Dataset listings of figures
#####

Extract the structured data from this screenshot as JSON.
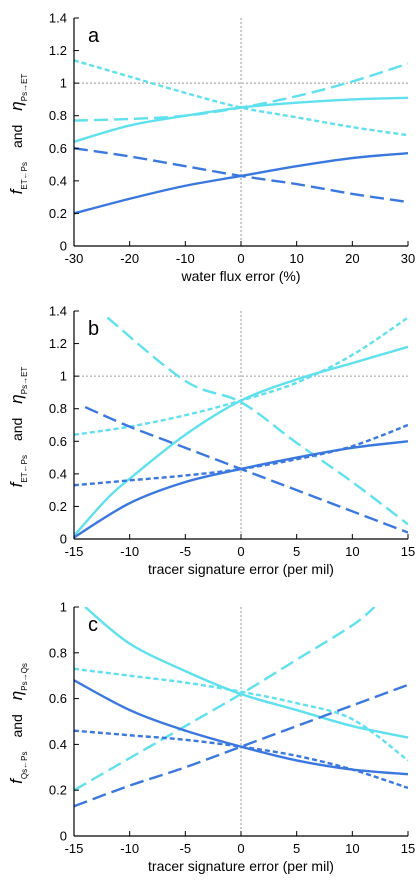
{
  "colors": {
    "dark_blue": "#3a78e0",
    "light_cyan": "#5fe0ee",
    "reference_line": "#9a9a9a",
    "axis": "#000000"
  },
  "chart_data": [
    {
      "type": "line",
      "panel_label": "a",
      "ylabel": {
        "f_symbol": "f",
        "f_sub": "ET←Ps",
        "and": "and",
        "eta_symbol": "η",
        "eta_sub": "Ps→ET"
      },
      "xlabel": "water flux error (%)",
      "xlim": [
        -30,
        30
      ],
      "ylim": [
        0,
        1.4
      ],
      "xticks": [
        "-30",
        "-20",
        "-10",
        "0",
        "10",
        "20",
        "30"
      ],
      "yticks": [
        "0",
        "0.2",
        "0.4",
        "0.6",
        "0.8",
        "1",
        "1.2",
        "1.4"
      ],
      "hline": 1,
      "vline": 0,
      "series": [
        {
          "color": "light_cyan",
          "style": "solid",
          "x": [
            -30,
            -20,
            -10,
            0,
            10,
            20,
            30
          ],
          "y": [
            0.64,
            0.74,
            0.8,
            0.85,
            0.88,
            0.9,
            0.91
          ]
        },
        {
          "color": "light_cyan",
          "style": "dashed",
          "x": [
            -30,
            -20,
            -10,
            0,
            10,
            20,
            30
          ],
          "y": [
            0.77,
            0.78,
            0.8,
            0.85,
            0.92,
            1.01,
            1.12
          ]
        },
        {
          "color": "light_cyan",
          "style": "dotted",
          "x": [
            -30,
            -20,
            -10,
            0,
            10,
            20,
            30
          ],
          "y": [
            1.14,
            1.04,
            0.94,
            0.85,
            0.79,
            0.73,
            0.68
          ]
        },
        {
          "color": "dark_blue",
          "style": "solid",
          "x": [
            -30,
            -20,
            -10,
            0,
            10,
            20,
            30
          ],
          "y": [
            0.2,
            0.29,
            0.37,
            0.43,
            0.49,
            0.54,
            0.57
          ]
        },
        {
          "color": "dark_blue",
          "style": "dashed",
          "x": [
            -30,
            -20,
            -10,
            0,
            10,
            20,
            30
          ],
          "y": [
            0.6,
            0.55,
            0.49,
            0.43,
            0.38,
            0.32,
            0.27
          ]
        }
      ]
    },
    {
      "type": "line",
      "panel_label": "b",
      "ylabel": {
        "f_symbol": "f",
        "f_sub": "ET←Ps",
        "and": "and",
        "eta_symbol": "η",
        "eta_sub": "Ps→ET"
      },
      "xlabel": "tracer signature error (per mil)",
      "xlim": [
        -15,
        15
      ],
      "ylim": [
        0,
        1.4
      ],
      "xticks": [
        "-15",
        "-10",
        "-5",
        "0",
        "5",
        "10",
        "15"
      ],
      "yticks": [
        "0",
        "0.2",
        "0.4",
        "0.6",
        "0.8",
        "1",
        "1.2",
        "1.4"
      ],
      "hline": 1,
      "vline": 0,
      "series": [
        {
          "color": "light_cyan",
          "style": "solid",
          "x": [
            -15,
            -12,
            -10,
            -5,
            0,
            5,
            10,
            15
          ],
          "y": [
            0.02,
            0.25,
            0.37,
            0.64,
            0.85,
            0.98,
            1.08,
            1.18
          ]
        },
        {
          "color": "light_cyan",
          "style": "dashed",
          "x": [
            -12,
            -5,
            0,
            5,
            10,
            15
          ],
          "y": [
            1.36,
            0.97,
            0.84,
            0.59,
            0.35,
            0.09
          ]
        },
        {
          "color": "light_cyan",
          "style": "dotted",
          "x": [
            -15,
            -10,
            -5,
            0,
            5,
            10,
            15
          ],
          "y": [
            0.64,
            0.69,
            0.76,
            0.85,
            0.96,
            1.13,
            1.36
          ]
        },
        {
          "color": "dark_blue",
          "style": "solid",
          "x": [
            -15,
            -10,
            -5,
            0,
            5,
            10,
            15
          ],
          "y": [
            0.01,
            0.22,
            0.35,
            0.43,
            0.5,
            0.56,
            0.6
          ]
        },
        {
          "color": "dark_blue",
          "style": "dashed",
          "x": [
            -14,
            -10,
            -5,
            0,
            5,
            10,
            15
          ],
          "y": [
            0.81,
            0.69,
            0.56,
            0.43,
            0.3,
            0.17,
            0.04
          ]
        },
        {
          "color": "dark_blue",
          "style": "dotted",
          "x": [
            -15,
            -10,
            -5,
            0,
            5,
            10,
            15
          ],
          "y": [
            0.33,
            0.36,
            0.39,
            0.43,
            0.49,
            0.57,
            0.7
          ]
        }
      ]
    },
    {
      "type": "line",
      "panel_label": "c",
      "ylabel": {
        "f_symbol": "f",
        "f_sub": "Qs←Ps",
        "and": "and",
        "eta_symbol": "η",
        "eta_sub": "Ps→Qs"
      },
      "xlabel": "tracer signature error (per mil)",
      "xlim": [
        -15,
        15
      ],
      "ylim": [
        0,
        1
      ],
      "xticks": [
        "-15",
        "-10",
        "-5",
        "0",
        "5",
        "10",
        "15"
      ],
      "yticks": [
        "0",
        "0.2",
        "0.4",
        "0.6",
        "0.8",
        "1"
      ],
      "vline": 0,
      "series": [
        {
          "color": "light_cyan",
          "style": "solid",
          "x": [
            -14,
            -10,
            -5,
            0,
            5,
            10,
            15
          ],
          "y": [
            1.0,
            0.84,
            0.72,
            0.62,
            0.55,
            0.48,
            0.43
          ]
        },
        {
          "color": "light_cyan",
          "style": "dashed",
          "x": [
            -15,
            -10,
            -5,
            0,
            5,
            10,
            12
          ],
          "y": [
            0.2,
            0.34,
            0.48,
            0.62,
            0.77,
            0.92,
            1.0
          ]
        },
        {
          "color": "light_cyan",
          "style": "dotted",
          "x": [
            -15,
            -10,
            -5,
            0,
            5,
            10,
            15
          ],
          "y": [
            0.73,
            0.7,
            0.67,
            0.63,
            0.58,
            0.51,
            0.33
          ]
        },
        {
          "color": "dark_blue",
          "style": "solid",
          "x": [
            -15,
            -10,
            -5,
            0,
            5,
            10,
            15
          ],
          "y": [
            0.68,
            0.55,
            0.46,
            0.39,
            0.33,
            0.29,
            0.27
          ]
        },
        {
          "color": "dark_blue",
          "style": "dashed",
          "x": [
            -15,
            -10,
            -5,
            0,
            5,
            10,
            15
          ],
          "y": [
            0.13,
            0.22,
            0.3,
            0.39,
            0.48,
            0.57,
            0.66
          ]
        },
        {
          "color": "dark_blue",
          "style": "dotted",
          "x": [
            -15,
            -10,
            -5,
            0,
            5,
            10,
            15
          ],
          "y": [
            0.46,
            0.44,
            0.42,
            0.39,
            0.35,
            0.29,
            0.21
          ]
        }
      ]
    }
  ]
}
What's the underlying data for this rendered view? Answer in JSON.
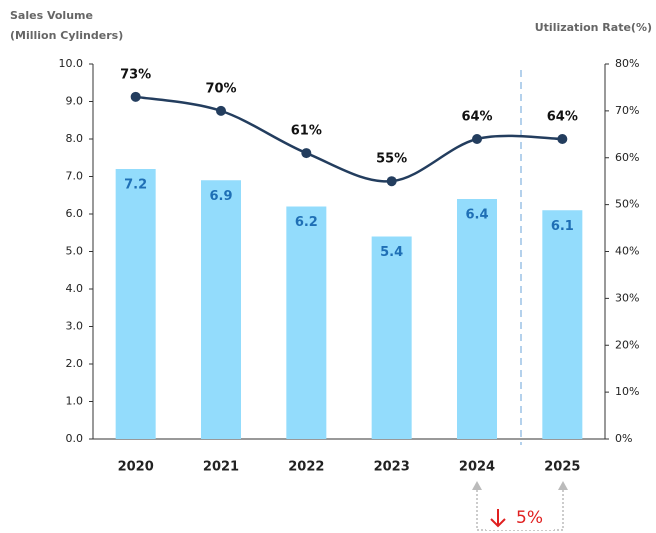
{
  "chart_data": {
    "type": "bar_line",
    "ylabel": [
      "Sales Volume",
      "(Million Cylinders)"
    ],
    "y2label": "Utilization Rate(%)",
    "categories": [
      "2020",
      "2021",
      "2022",
      "2023",
      "2024",
      "2025"
    ],
    "series": [
      {
        "type": "bar",
        "color": "#93dcfc",
        "label_color": "#1f6fb5",
        "values": [
          7.2,
          6.9,
          6.2,
          5.4,
          6.4,
          6.1
        ]
      },
      {
        "type": "line",
        "axis": "y2",
        "color": "#233d5e",
        "values": [
          73,
          70,
          61,
          55,
          64,
          64
        ],
        "value_labels": [
          "73%",
          "70%",
          "61%",
          "55%",
          "64%",
          "64%"
        ]
      }
    ],
    "ylim": [
      0,
      10
    ],
    "yticks": [
      {
        "value": 0,
        "label": "0.0"
      },
      {
        "value": 1,
        "label": "1.0"
      },
      {
        "value": 2,
        "label": "2.0"
      },
      {
        "value": 3,
        "label": "3.0"
      },
      {
        "value": 4,
        "label": "4.0"
      },
      {
        "value": 5,
        "label": "5.0"
      },
      {
        "value": 6,
        "label": "6.0"
      },
      {
        "value": 7,
        "label": "7.0"
      },
      {
        "value": 8,
        "label": "8.0"
      },
      {
        "value": 9,
        "label": "9.0"
      },
      {
        "value": 10,
        "label": "10.0"
      }
    ],
    "y2lim": [
      0,
      80
    ],
    "y2ticks": [
      {
        "value": 0,
        "label": "0%"
      },
      {
        "value": 10,
        "label": "10%"
      },
      {
        "value": 20,
        "label": "20%"
      },
      {
        "value": 30,
        "label": "30%"
      },
      {
        "value": 40,
        "label": "40%"
      },
      {
        "value": 50,
        "label": "50%"
      },
      {
        "value": 60,
        "label": "60%"
      },
      {
        "value": 70,
        "label": "70%"
      },
      {
        "value": 80,
        "label": "80%"
      }
    ],
    "annotation": "5%"
  }
}
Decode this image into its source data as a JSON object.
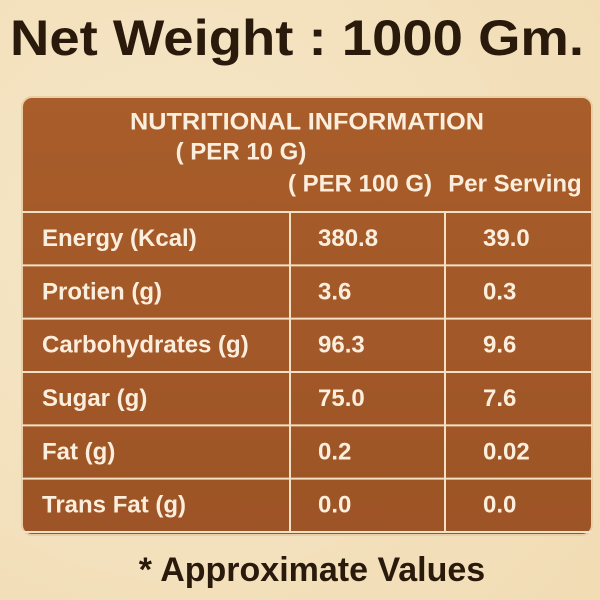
{
  "header": {
    "title": "Net Weight : 1000 Gm."
  },
  "table": {
    "title": "NUTRITIONAL INFORMATION",
    "subtitle": "( PER 10 G)",
    "columns": [
      "( PER 100 G)",
      "Per Serving"
    ],
    "rows": [
      [
        "Energy (Kcal)",
        "380.8",
        "39.0"
      ],
      [
        "Protien (g)",
        "3.6",
        "0.3"
      ],
      [
        "Carbohydrates (g)",
        "96.3",
        "9.6"
      ],
      [
        "Sugar (g)",
        "75.0",
        "7.6"
      ],
      [
        "Fat (g)",
        "0.2",
        "0.02"
      ],
      [
        "Trans Fat (g)",
        "0.0",
        "0.0"
      ]
    ]
  },
  "footer": {
    "note": "* Approximate Values"
  }
}
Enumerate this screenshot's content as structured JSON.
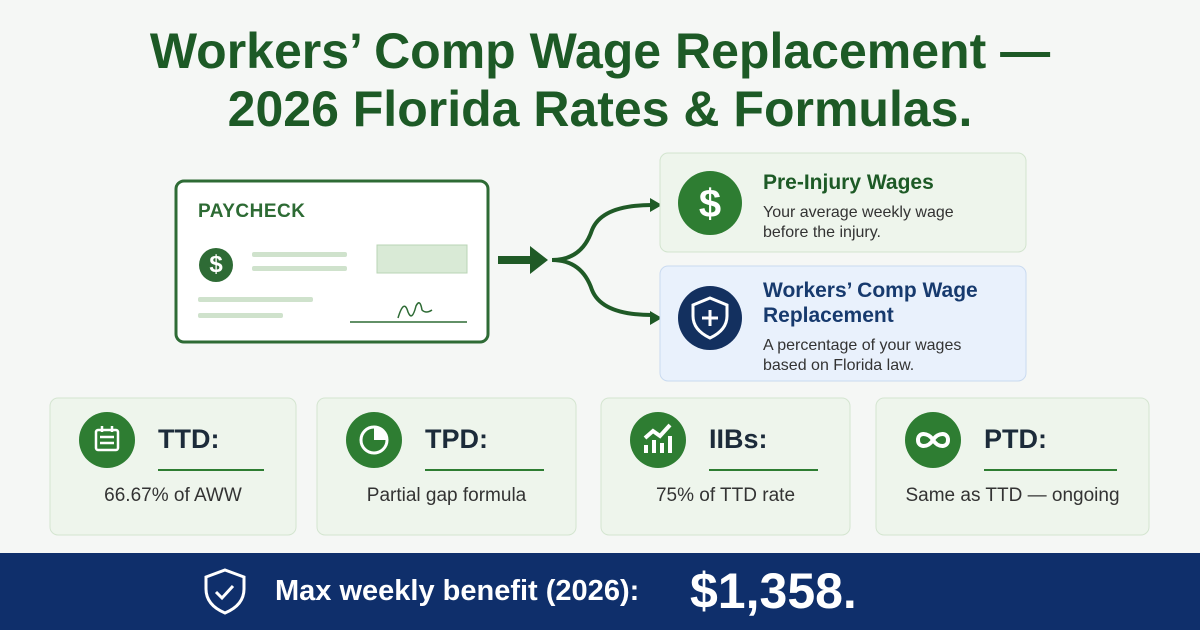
{
  "header": {
    "title_lines": [
      "Workers’ Comp Wage Replacement —",
      "2026 Florida Rates & Formulas."
    ]
  },
  "paycheck": {
    "label": "PAYCHECK",
    "symbol": "$"
  },
  "cards": [
    {
      "symbol": "$",
      "title": "Pre-Injury Wages",
      "description": "Your average weekly wage before the injury."
    },
    {
      "title": "Workers’ Comp Wage Replacement",
      "description": "A percentage of your wages based on Florida law."
    }
  ],
  "tiles": [
    {
      "label": "TTD:",
      "description": "66.67% of AWW"
    },
    {
      "label": "TPD:",
      "description": "Partial gap formula"
    },
    {
      "label": "IIBs:",
      "description": "75% of TTD rate"
    },
    {
      "label": "PTD:",
      "description": "Same as TTD — ongoing"
    }
  ],
  "footer": {
    "text": "Max weekly benefit (2026):",
    "amount": "$1,358."
  }
}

#####

INSTRUCTIONS TO FOLLOW - Your output should consist solely of the lines from the line containing "Decode this image" through the end of the data above, copied exactly, with images removed.

EXERCISE SOLUTION -
Decode this image into its source data as a JSON object.
{
  "header": {
    "title": "Net Weight : 1000 Gm."
  },
  "table": {
    "title": "NUTRITIONAL INFORMATION",
    "subtitle": "( PER 10 G)",
    "columns": [
      "( PER 100 G)",
      "Per Serving"
    ],
    "rows": [
      [
        "Energy (Kcal)",
        "380.8",
        "39.0"
      ],
      [
        "Protien (g)",
        "3.6",
        "0.3"
      ],
      [
        "Carbohydrates (g)",
        "96.3",
        "9.6"
      ],
      [
        "Sugar (g)",
        "75.0",
        "7.6"
      ],
      [
        "Fat (g)",
        "0.2",
        "0.02"
      ],
      [
        "Trans Fat (g)",
        "0.0",
        "0.0"
      ]
    ]
  },
  "footer": {
    "note": "* Approximate Values"
  }
}
Enumerate this screenshot's content as structured JSON.
{
  "header": {
    "title_lines": [
      "Workers’ Comp Wage Replacement —",
      "2026 Florida Rates & Formulas."
    ]
  },
  "paycheck": {
    "label": "PAYCHECK",
    "symbol": "$"
  },
  "cards": [
    {
      "symbol": "$",
      "title": "Pre-Injury Wages",
      "description": "Your average weekly wage before the injury."
    },
    {
      "title": "Workers’ Comp Wage Replacement",
      "description": "A percentage of your wages based on Florida law."
    }
  ],
  "tiles": [
    {
      "label": "TTD:",
      "description": "66.67% of AWW"
    },
    {
      "label": "TPD:",
      "description": "Partial gap formula"
    },
    {
      "label": "IIBs:",
      "description": "75% of TTD rate"
    },
    {
      "label": "PTD:",
      "description": "Same as TTD — ongoing"
    }
  ],
  "footer": {
    "text": "Max weekly benefit (2026):",
    "amount": "$1,358."
  }
}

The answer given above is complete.